▸ **Written exercise**
A line counts if it contains the word "guarantees" at least once. State how many such lines the records contain, giving the number alone.

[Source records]
******

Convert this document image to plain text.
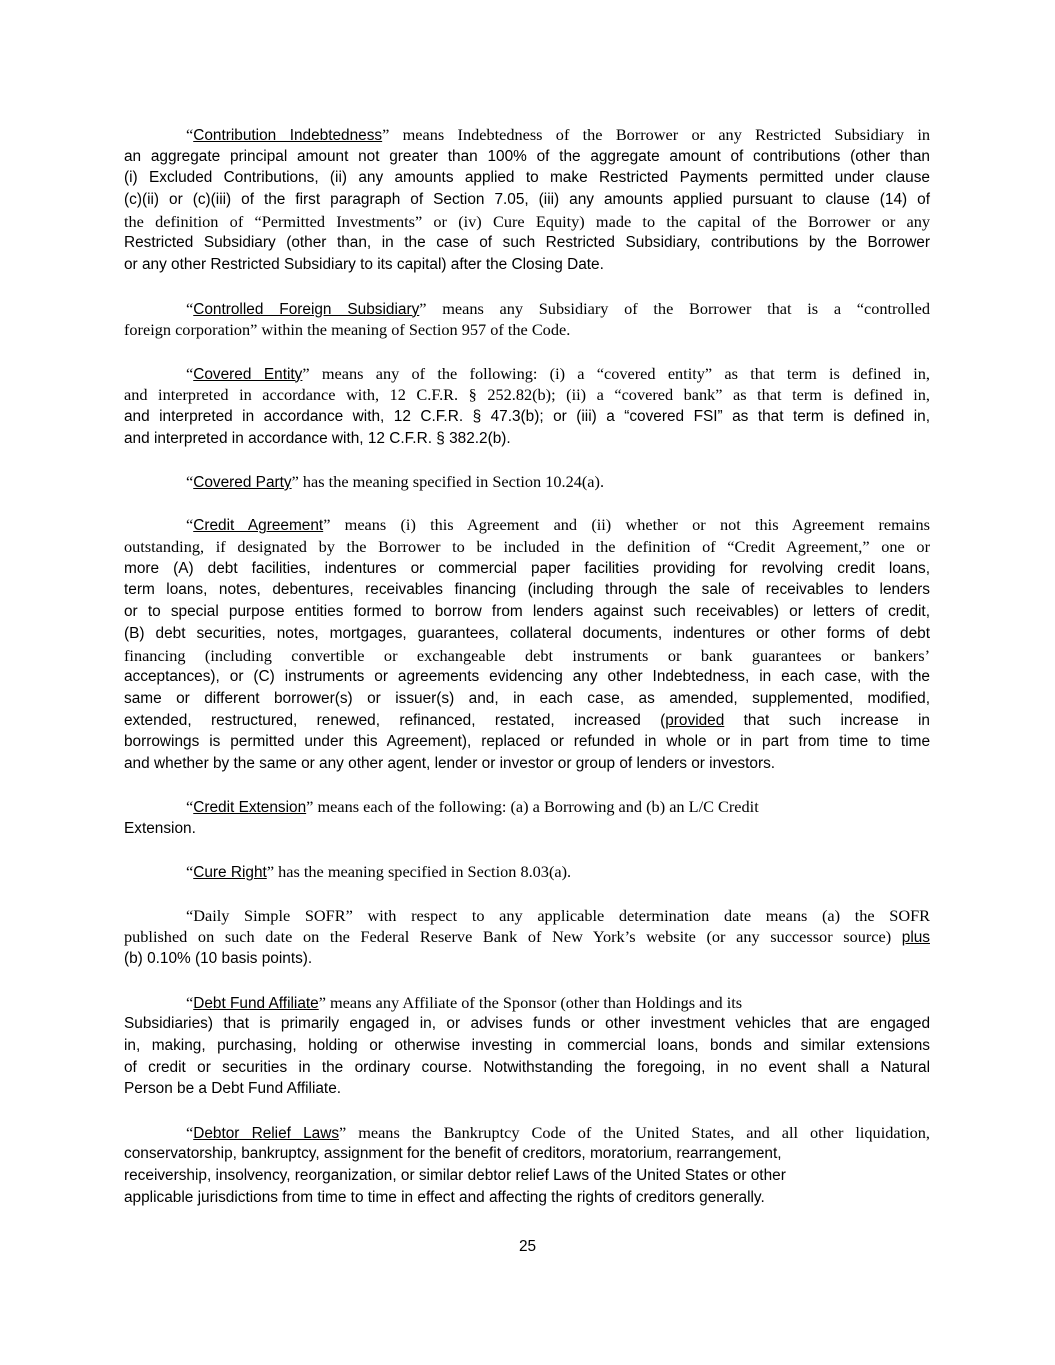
“Contribution Indebtedness” means Indebtedness of the Borrower or any Restricted Subsidiary in
an aggregate principal amount not greater than 100% of the aggregate amount of contributions (other than
(i) Excluded Contributions, (ii) any amounts applied to make Restricted Payments permitted under clause
(c)(ii) or (c)(iii) of the first paragraph of Section 7.05, (iii) any amounts applied pursuant to clause (14) of
the definition of “Permitted Investments” or (iv) Cure Equity) made to the capital of the Borrower or any
Restricted Subsidiary (other than, in the case of such Restricted Subsidiary, contributions by the Borrower
or any other Restricted Subsidiary to its capital) after the Closing Date.
“Controlled Foreign Subsidiary” means any Subsidiary of the Borrower that is a “controlled
foreign corporation” within the meaning of Section 957 of the Code.
“Covered Entity” means any of the following: (i) a “covered entity” as that term is defined in,
and interpreted in accordance with, 12 C.F.R. § 252.82(b); (ii) a “covered bank” as that term is defined in,
and interpreted in accordance with, 12 C.F.R. § 47.3(b); or (iii) a “covered FSI” as that term is defined in,
and interpreted in accordance with, 12 C.F.R. § 382.2(b).
“Covered Party” has the meaning specified in Section 10.24(a).
“Credit Agreement” means (i) this Agreement and (ii) whether or not this Agreement remains
outstanding, if designated by the Borrower to be included in the definition of “Credit Agreement,” one or
more (A) debt facilities, indentures or commercial paper facilities providing for revolving credit loans,
term loans, notes, debentures, receivables financing (including through the sale of receivables to lenders
or to special purpose entities formed to borrow from lenders against such receivables) or letters of credit,
(B) debt securities, notes, mortgages, guarantees, collateral documents, indentures or other forms of debt
financing (including convertible or exchangeable debt instruments or bank guarantees or bankers’
acceptances), or (C) instruments or agreements evidencing any other Indebtedness, in each case, with the
same or different borrower(s) or issuer(s) and, in each case, as amended, supplemented, modified,
extended, restructured, renewed, refinanced, restated, increased (provided that such increase in
borrowings is permitted under this Agreement), replaced or refunded in whole or in part from time to time
and whether by the same or any other agent, lender or investor or group of lenders or investors.
“Credit Extension” means each of the following: (a) a Borrowing and (b) an L/C Credit
Extension.
“Cure Right” has the meaning specified in Section 8.03(a).
“Daily Simple SOFR” with respect to any applicable determination date means (a) the SOFR
published on such date on the Federal Reserve Bank of New York’s website (or any successor source) plus
(b) 0.10% (10 basis points).
“Debt Fund Affiliate” means any Affiliate of the Sponsor (other than Holdings and its
Subsidiaries) that is primarily engaged in, or advises funds or other investment vehicles that are engaged
in, making, purchasing, holding or otherwise investing in commercial loans, bonds and similar extensions
of credit or securities in the ordinary course. Notwithstanding the foregoing, in no event shall a Natural
Person be a Debt Fund Affiliate.
“Debtor Relief Laws” means the Bankruptcy Code of the United States, and all other liquidation,
conservatorship, bankruptcy, assignment for the benefit of creditors, moratorium, rearrangement,
receivership, insolvency, reorganization, or similar debtor relief Laws of the United States or other
applicable jurisdictions from time to time in effect and affecting the rights of creditors generally.
25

******

▸ **Correct output**
2